-- Start of Listing --

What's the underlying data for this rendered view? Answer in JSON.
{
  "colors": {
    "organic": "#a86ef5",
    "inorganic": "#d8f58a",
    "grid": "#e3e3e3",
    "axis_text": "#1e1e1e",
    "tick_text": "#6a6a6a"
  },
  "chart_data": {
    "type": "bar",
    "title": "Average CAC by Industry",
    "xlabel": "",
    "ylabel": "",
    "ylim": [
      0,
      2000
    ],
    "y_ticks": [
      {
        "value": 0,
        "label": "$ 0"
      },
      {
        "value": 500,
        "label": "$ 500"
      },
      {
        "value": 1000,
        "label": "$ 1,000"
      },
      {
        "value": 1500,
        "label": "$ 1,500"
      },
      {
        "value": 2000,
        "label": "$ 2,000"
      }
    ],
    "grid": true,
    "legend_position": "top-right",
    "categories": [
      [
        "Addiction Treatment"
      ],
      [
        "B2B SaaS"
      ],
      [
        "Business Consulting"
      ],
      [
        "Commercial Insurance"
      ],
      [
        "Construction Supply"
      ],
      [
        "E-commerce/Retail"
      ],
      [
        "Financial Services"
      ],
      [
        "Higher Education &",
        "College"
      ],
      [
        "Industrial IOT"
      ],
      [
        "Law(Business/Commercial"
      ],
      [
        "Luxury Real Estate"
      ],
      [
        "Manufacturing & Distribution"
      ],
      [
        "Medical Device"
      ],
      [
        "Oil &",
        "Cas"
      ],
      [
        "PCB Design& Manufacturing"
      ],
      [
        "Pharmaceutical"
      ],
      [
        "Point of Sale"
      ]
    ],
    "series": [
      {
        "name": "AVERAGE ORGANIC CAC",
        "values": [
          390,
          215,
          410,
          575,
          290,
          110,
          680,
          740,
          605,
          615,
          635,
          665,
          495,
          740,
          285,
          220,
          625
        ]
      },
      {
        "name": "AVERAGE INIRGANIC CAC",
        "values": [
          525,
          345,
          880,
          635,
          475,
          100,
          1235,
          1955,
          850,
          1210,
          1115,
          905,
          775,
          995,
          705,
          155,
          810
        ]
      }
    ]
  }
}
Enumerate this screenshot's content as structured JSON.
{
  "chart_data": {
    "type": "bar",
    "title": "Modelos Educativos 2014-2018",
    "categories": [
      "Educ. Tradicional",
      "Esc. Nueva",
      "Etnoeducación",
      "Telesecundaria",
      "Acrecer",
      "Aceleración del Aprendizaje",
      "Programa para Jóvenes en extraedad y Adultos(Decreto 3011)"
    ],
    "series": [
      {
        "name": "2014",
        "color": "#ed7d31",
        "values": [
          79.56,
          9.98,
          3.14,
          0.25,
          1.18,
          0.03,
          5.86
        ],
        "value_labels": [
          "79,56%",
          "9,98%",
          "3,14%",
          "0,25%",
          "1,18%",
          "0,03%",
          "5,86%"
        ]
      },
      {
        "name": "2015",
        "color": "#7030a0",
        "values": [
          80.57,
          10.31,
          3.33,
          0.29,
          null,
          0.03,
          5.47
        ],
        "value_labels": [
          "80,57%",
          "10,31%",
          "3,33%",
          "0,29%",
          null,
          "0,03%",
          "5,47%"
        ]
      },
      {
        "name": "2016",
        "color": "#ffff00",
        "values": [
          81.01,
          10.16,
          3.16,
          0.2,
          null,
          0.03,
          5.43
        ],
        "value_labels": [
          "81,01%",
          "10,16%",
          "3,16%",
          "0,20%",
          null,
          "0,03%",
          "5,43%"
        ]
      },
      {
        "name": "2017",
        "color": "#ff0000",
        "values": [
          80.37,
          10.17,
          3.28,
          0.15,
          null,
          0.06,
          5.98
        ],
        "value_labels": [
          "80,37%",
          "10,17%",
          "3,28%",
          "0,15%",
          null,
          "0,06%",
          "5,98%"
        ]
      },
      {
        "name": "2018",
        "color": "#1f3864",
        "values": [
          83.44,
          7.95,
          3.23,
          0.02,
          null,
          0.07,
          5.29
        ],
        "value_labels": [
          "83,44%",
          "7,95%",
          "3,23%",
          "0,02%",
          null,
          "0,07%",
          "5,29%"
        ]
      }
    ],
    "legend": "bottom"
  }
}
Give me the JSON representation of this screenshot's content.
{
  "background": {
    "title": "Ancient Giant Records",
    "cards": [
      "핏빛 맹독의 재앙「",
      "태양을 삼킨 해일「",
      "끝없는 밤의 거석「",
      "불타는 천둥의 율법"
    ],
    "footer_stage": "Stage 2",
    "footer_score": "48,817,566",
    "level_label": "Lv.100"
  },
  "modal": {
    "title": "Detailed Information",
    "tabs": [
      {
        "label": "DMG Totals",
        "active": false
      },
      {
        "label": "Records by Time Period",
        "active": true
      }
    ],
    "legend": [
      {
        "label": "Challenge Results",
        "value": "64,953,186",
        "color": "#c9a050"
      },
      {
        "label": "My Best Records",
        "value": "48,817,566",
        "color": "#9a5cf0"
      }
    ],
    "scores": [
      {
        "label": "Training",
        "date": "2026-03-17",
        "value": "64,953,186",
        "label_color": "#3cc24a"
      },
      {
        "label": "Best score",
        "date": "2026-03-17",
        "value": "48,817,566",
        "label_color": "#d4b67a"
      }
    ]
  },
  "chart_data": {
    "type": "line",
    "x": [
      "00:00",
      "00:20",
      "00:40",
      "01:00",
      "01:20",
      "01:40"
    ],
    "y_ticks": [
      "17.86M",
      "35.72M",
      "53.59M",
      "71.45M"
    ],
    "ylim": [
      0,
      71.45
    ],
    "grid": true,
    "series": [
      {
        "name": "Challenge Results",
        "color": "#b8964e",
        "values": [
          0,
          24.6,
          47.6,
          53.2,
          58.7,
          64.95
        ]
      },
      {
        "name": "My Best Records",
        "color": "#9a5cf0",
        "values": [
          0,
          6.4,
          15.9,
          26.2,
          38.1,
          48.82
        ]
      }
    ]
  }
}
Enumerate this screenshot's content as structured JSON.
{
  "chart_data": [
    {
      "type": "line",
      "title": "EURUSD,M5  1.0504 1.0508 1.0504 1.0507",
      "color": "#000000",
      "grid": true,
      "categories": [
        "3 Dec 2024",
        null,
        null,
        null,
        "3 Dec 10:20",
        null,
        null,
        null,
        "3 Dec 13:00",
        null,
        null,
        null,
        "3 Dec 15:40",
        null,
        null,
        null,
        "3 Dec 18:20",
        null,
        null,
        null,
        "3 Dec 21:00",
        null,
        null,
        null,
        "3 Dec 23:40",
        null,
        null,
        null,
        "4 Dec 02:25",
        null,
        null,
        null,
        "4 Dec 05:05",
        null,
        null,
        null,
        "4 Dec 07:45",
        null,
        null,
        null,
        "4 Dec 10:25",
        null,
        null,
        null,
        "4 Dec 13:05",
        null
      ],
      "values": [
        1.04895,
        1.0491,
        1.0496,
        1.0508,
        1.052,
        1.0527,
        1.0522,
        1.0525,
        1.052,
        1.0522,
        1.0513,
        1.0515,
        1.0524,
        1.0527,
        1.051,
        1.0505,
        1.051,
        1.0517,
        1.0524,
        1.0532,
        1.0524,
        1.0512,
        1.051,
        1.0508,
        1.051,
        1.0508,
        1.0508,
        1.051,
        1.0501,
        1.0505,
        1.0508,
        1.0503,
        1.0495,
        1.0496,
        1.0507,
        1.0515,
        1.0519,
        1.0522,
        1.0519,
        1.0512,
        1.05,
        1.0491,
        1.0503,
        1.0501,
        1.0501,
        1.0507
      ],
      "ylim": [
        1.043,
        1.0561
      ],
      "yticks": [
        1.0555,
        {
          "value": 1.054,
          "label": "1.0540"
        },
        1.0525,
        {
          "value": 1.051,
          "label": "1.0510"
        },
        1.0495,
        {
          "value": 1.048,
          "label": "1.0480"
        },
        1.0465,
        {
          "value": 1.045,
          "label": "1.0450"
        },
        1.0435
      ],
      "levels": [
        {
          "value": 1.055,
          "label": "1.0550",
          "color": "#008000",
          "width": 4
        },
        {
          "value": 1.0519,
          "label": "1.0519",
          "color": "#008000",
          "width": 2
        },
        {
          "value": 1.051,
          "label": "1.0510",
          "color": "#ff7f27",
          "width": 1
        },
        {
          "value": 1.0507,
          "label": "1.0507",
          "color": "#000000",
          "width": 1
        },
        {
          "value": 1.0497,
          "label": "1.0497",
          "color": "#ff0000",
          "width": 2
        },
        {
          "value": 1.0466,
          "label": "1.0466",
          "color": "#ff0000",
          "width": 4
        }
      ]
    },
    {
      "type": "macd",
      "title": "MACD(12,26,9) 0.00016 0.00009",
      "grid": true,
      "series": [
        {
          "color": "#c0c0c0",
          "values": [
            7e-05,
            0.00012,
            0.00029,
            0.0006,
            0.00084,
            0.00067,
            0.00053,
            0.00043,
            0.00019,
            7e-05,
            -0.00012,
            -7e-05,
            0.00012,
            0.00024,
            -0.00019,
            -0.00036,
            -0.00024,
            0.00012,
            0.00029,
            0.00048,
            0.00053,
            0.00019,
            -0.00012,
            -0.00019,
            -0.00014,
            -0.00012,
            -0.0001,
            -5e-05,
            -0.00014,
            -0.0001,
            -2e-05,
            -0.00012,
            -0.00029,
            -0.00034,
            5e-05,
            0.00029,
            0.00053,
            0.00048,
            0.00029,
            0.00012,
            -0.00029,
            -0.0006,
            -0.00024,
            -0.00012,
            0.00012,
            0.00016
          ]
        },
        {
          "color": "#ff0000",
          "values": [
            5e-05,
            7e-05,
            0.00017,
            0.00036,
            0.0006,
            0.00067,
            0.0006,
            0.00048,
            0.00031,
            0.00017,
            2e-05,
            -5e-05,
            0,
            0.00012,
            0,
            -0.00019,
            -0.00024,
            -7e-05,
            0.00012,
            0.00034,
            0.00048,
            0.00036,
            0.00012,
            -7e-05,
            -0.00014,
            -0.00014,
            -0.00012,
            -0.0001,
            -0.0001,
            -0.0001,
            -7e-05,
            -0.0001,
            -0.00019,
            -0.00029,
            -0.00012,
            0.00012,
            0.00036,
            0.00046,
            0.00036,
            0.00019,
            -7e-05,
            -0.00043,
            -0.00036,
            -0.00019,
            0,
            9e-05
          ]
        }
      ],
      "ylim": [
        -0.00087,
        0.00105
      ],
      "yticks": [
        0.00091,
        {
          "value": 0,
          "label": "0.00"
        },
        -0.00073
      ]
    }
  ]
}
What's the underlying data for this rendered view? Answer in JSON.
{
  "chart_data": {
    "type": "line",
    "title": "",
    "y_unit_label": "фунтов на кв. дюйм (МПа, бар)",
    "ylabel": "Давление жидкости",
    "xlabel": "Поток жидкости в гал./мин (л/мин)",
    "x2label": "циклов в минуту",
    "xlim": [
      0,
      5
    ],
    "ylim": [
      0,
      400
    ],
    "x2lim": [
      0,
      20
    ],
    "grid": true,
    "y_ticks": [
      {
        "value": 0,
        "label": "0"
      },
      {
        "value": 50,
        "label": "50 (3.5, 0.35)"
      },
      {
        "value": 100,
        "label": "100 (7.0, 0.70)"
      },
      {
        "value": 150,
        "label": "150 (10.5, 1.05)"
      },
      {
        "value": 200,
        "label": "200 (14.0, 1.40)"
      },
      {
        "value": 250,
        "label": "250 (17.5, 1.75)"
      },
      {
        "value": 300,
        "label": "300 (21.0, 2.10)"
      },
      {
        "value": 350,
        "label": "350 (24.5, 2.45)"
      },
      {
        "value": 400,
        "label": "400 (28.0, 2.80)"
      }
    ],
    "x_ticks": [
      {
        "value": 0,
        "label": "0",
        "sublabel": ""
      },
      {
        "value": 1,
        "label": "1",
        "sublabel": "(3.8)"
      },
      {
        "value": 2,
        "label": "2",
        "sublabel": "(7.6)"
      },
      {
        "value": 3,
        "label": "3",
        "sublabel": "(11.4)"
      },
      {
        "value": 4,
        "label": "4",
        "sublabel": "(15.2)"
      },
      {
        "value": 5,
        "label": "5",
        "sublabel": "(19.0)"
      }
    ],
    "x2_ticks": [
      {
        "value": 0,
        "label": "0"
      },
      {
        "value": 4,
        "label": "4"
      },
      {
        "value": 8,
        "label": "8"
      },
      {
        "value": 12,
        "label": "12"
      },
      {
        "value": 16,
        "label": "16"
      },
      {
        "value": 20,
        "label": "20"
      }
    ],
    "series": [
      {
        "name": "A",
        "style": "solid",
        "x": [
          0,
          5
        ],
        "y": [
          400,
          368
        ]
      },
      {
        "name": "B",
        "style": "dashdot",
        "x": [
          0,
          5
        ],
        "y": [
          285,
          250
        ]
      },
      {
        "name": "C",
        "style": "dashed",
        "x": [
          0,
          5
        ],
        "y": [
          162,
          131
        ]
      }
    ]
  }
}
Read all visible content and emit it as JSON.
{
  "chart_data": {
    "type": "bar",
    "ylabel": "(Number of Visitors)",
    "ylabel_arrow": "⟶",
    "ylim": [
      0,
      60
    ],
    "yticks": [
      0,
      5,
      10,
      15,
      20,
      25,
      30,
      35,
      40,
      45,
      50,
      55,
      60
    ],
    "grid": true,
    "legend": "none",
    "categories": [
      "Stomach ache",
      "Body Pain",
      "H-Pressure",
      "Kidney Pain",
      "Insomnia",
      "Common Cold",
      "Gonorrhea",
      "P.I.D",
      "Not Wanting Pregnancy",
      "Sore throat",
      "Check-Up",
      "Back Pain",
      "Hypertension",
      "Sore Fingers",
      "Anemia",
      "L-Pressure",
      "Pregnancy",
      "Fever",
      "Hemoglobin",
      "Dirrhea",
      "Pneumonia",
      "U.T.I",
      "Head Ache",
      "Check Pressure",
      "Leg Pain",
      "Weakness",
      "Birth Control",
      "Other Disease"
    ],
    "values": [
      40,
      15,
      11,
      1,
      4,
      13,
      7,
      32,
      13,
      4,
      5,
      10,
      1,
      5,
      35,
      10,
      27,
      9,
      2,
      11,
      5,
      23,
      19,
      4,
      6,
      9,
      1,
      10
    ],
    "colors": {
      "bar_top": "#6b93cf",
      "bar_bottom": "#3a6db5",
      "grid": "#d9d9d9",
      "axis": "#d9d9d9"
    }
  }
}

-- End of Listing --

*Written task*: Reproduce the records above exactly, starting with the line that contains "Read all visible content and emit it as JSON." and ending with the last line.

*Answer for the task*:
Read all visible content and emit it as JSON.
{
  "chart_data": {
    "type": "bar",
    "ylabel": "(Number of Visitors)",
    "ylabel_arrow": "⟶",
    "ylim": [
      0,
      60
    ],
    "yticks": [
      0,
      5,
      10,
      15,
      20,
      25,
      30,
      35,
      40,
      45,
      50,
      55,
      60
    ],
    "grid": true,
    "legend": "none",
    "categories": [
      "Stomach ache",
      "Body Pain",
      "H-Pressure",
      "Kidney Pain",
      "Insomnia",
      "Common Cold",
      "Gonorrhea",
      "P.I.D",
      "Not Wanting Pregnancy",
      "Sore throat",
      "Check-Up",
      "Back Pain",
      "Hypertension",
      "Sore Fingers",
      "Anemia",
      "L-Pressure",
      "Pregnancy",
      "Fever",
      "Hemoglobin",
      "Dirrhea",
      "Pneumonia",
      "U.T.I",
      "Head Ache",
      "Check Pressure",
      "Leg Pain",
      "Weakness",
      "Birth Control",
      "Other Disease"
    ],
    "values": [
      40,
      15,
      11,
      1,
      4,
      13,
      7,
      32,
      13,
      4,
      5,
      10,
      1,
      5,
      35,
      10,
      27,
      9,
      2,
      11,
      5,
      23,
      19,
      4,
      6,
      9,
      1,
      10
    ],
    "colors": {
      "bar_top": "#6b93cf",
      "bar_bottom": "#3a6db5",
      "grid": "#d9d9d9",
      "axis": "#d9d9d9"
    }
  }
}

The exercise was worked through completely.